For those of us who love a good story, especially one of which we loyalists are a part, join me in reliving Part III of this story first printed in the Loyalist Trails magazine that lands in my InBox every Sunday. Thanks, Loyalist Trails and UELAC! 

 

The “Very Clever” Loyalist Wife: Part Three

Reprinted with the permission of author and copyright holder Stephen Davidson UE

At 46 years of age, Margaret Jefferson Hutchinson was a widow and a refugee. Her husband and three of their sons had died during the course of the American Revolution. Nine years after emigrating from Yorkshire, England to New Jersey, Margaret and her three surviving children were among the thousands of loyalists who fled the United States to seek sanctuary in Nova Scotia.
After arriving in Annapolis Royal in October of 1783, the four Hutchinsons made their home in nearby Cornwallis. It was here that the family began to attend St. John Anglican Church and it was here that Margaret met the newly arrived pastor, the Rev. John Wiswell.
Born in Boston, Wiswell had been sent to Cornwallis to succeed the Rev. Jacob Bailey, the Church of England missionary who became the clergyman for the Anglicans of Annapolis Royal. The 52 year-old Wiswell had only been in Cornwallis since August of 1783, arriving just two months ahead of Margaret and her children.
Accepting the position in Cornwallis would prove to be a turning point in the life of John Wiswell. The Anglican minister, a father of two sons, had been a widower for the past eight years. A man who had known better times and circumstances, Wiswell was now all alone in a refugee settlement in the wilds of Nova Scotia.

* DATA EXCERPTS *
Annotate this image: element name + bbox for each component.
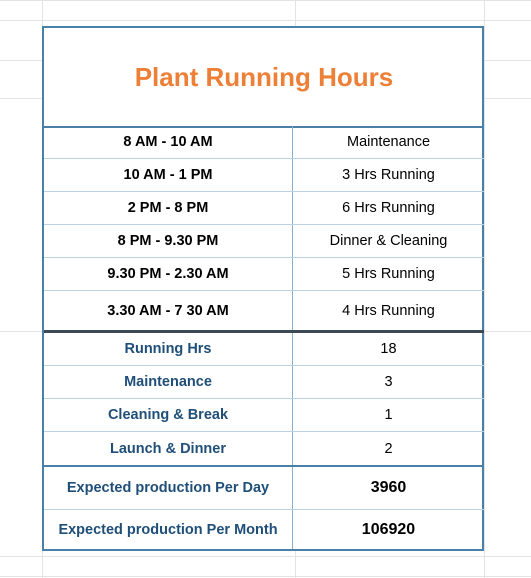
time-cell[interactable]: 3.30 AM - 7 30 AM — [44, 291, 293, 330]
schedule-row[interactable]: 8 PM - 9.30 PM Dinner & Cleaning — [44, 225, 484, 258]
time-cell[interactable]: 2 PM - 8 PM — [44, 192, 293, 224]
time-cell[interactable]: 9.30 PM - 2.30 AM — [44, 258, 293, 290]
section-divider — [44, 465, 484, 467]
section-divider — [44, 330, 484, 333]
activity-cell[interactable]: 6 Hrs Running — [342, 200, 435, 216]
activity-cell[interactable]: 3 Hrs Running — [342, 167, 435, 183]
summary-row[interactable]: Running Hrs 18 — [44, 333, 484, 366]
summary-value[interactable]: 3 — [384, 374, 393, 390]
production-row[interactable]: Expected production Per Day 3960 — [44, 467, 484, 510]
table-title[interactable]: Plant Running Hours — [44, 28, 484, 128]
summary-row[interactable]: Launch & Dinner 2 — [44, 432, 484, 465]
activity-cell[interactable]: 5 Hrs Running — [342, 266, 435, 282]
summary-value[interactable]: 2 — [384, 440, 393, 457]
time-cell[interactable]: 10 AM - 1 PM — [44, 159, 293, 191]
summary-label[interactable]: Launch & Dinner — [44, 432, 293, 465]
summary-label[interactable]: Running Hrs — [44, 333, 293, 365]
production-value[interactable]: 3960 — [370, 479, 407, 496]
schedule-row[interactable]: 2 PM - 8 PM 6 Hrs Running — [44, 192, 484, 225]
summary-value[interactable]: 1 — [384, 407, 393, 423]
plant-hours-table: Plant Running Hours 8 AM - 10 AM Mainten… — [42, 26, 484, 551]
time-cell[interactable]: 8 AM - 10 AM — [44, 126, 293, 158]
summary-label[interactable]: Maintenance — [44, 366, 293, 398]
schedule-row[interactable]: 9.30 PM - 2.30 AM 5 Hrs Running — [44, 258, 484, 291]
production-label[interactable]: Expected production Per Day — [44, 467, 293, 509]
time-cell[interactable]: 8 PM - 9.30 PM — [44, 225, 293, 257]
summary-row[interactable]: Maintenance 3 — [44, 366, 484, 399]
production-label[interactable]: Expected production Per Month — [44, 510, 293, 549]
production-value[interactable]: 106920 — [361, 520, 416, 538]
summary-row[interactable]: Cleaning & Break 1 — [44, 399, 484, 432]
summary-value[interactable]: 18 — [380, 341, 397, 357]
schedule-row[interactable]: 10 AM - 1 PM 3 Hrs Running — [44, 159, 484, 192]
activity-cell[interactable]: Maintenance — [346, 134, 431, 150]
activity-cell[interactable]: Dinner & Cleaning — [329, 233, 448, 249]
schedule-row[interactable]: 8 AM - 10 AM Maintenance — [44, 126, 484, 159]
production-row[interactable]: Expected production Per Month 106920 — [44, 510, 484, 549]
activity-cell[interactable]: 4 Hrs Running — [342, 302, 435, 319]
summary-label[interactable]: Cleaning & Break — [44, 399, 293, 431]
schedule-row[interactable]: 3.30 AM - 7 30 AM 4 Hrs Running — [44, 291, 484, 330]
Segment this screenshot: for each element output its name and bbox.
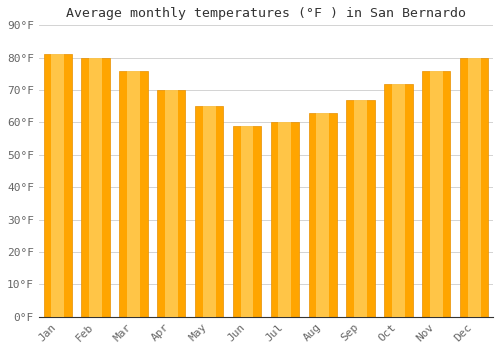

* REQUIRED WORK *
**a)** Translate this sentence from the Margaret Hutchinson excerpt into French: "Accepting the position in Cornwallis would prove to be a turning point in the life of John Wiswell."
**b)** Carry the Margaret Hutchinson excerpt further, starting right after its final sentence about Wiswell being alone in a refugee settlement.
The records are separate material, unrelated to the Margaret Hutchinson excerpt.

* SOLVED TASKS *
**a)** Accepter le poste à Cornwallis allait s'avérer un tournant dans la vie de John Wiswell.

**b)**
No one thought to record what drew Margaret Hutchinson and John Wiswell to one another. Was it the common experience of losing a spouse? Suffering as a loyalist refugee? Or was it the very practical need to provide a stable home for children traumatized by war? Whatever their reasons, Margaret and John were married less than five months after their first meeting. The Rev. Jacob Bailey, the man who had preceded Wiswell in serving the Anglicans of Cornwallis, married the couple on Monday, February 23rd.
It is Bailey who described Margaret as “very clever” and “sensible and . . . prudent in the management of family affairs…” — a woman with “the gleanings of a very ample estate“. The new Mrs. Wiswell brought a “dowry” to her marriage. She had the monies from the sale of a house in New York and the promised inheritance of her late husband’s personal estate.
In July of 1786, Margaret sought compensation for John Hutchinson’s wartime losses when the Royal Commission on the Losses and Services of American Loyalists (RCLSAL) convened in Halifax. In addition to the personal testimony of Thomas Millidge, New Jersey’s former surveyor general, Margaret had “certificates” verifying her late husband’s loyalty from Brook Watson the former British commissary general in New York City, General Courtlandt Skinner of the New Jersey Volunteers, Chief Justice William Smith of New York and David Ogden, a loyalist judge of New Jersey’s supreme court.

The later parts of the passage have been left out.